-------- Material provided
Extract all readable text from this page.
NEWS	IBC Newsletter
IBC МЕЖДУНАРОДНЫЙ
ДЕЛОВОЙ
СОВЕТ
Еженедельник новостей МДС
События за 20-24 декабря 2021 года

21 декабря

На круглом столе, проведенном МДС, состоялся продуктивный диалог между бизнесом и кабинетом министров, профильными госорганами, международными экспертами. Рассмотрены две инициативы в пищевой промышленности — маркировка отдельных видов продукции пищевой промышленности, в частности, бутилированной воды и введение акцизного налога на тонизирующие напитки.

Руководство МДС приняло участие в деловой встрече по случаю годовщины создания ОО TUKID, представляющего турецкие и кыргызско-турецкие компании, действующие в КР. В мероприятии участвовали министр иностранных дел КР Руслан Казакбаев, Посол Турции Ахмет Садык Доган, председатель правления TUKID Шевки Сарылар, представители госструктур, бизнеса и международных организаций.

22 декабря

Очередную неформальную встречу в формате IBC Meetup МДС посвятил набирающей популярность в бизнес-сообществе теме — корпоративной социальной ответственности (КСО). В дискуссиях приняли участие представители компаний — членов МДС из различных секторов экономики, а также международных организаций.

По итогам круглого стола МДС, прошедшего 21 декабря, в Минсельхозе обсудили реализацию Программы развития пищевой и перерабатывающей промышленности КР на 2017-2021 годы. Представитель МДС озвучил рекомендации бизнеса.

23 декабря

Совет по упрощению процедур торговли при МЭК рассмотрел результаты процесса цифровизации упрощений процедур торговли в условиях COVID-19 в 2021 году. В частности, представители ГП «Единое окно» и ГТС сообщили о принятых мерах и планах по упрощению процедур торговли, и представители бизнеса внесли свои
----------------
-------- Material provided
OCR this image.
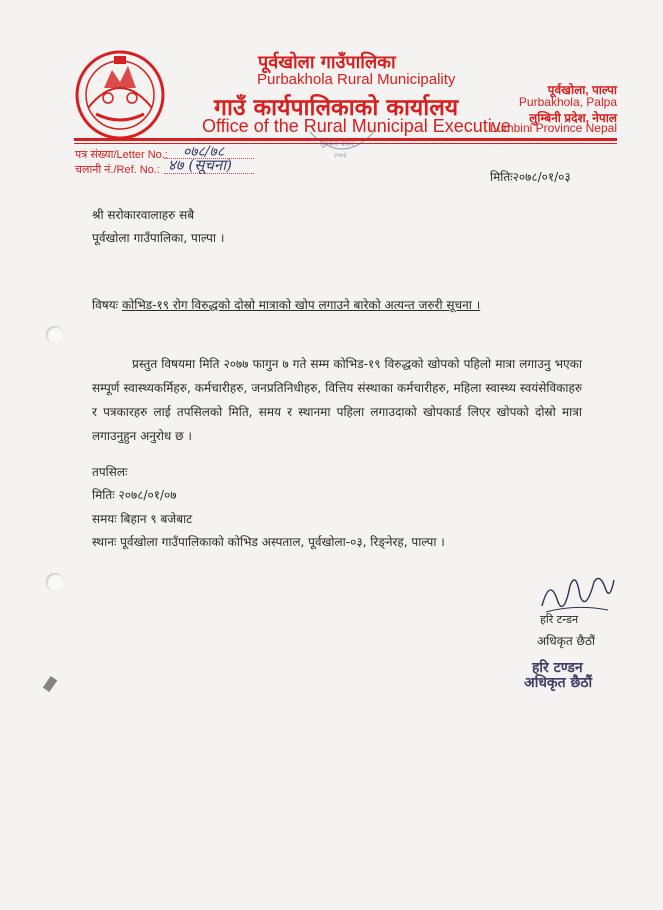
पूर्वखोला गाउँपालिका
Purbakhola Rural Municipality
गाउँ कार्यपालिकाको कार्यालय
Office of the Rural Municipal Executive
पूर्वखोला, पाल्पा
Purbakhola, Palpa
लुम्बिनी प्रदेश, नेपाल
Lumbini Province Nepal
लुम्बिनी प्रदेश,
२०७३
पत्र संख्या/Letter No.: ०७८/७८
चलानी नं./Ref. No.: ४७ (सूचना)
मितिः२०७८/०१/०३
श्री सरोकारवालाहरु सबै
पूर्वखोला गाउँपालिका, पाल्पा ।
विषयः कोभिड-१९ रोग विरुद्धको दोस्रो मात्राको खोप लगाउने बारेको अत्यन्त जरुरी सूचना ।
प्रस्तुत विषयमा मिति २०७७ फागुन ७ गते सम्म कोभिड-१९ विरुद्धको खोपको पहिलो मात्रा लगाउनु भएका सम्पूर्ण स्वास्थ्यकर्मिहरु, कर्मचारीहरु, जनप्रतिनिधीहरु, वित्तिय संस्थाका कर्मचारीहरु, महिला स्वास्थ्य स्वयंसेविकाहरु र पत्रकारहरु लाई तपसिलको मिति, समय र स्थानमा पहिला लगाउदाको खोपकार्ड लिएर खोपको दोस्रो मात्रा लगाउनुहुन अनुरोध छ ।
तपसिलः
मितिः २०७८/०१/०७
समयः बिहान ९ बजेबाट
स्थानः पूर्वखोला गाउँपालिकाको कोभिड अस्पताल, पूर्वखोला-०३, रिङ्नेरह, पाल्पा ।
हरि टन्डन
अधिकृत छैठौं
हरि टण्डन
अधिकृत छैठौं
----------------
> Given exercise
Work through the records line by line and tally those with the word "частности". Report only the total.

> Response
2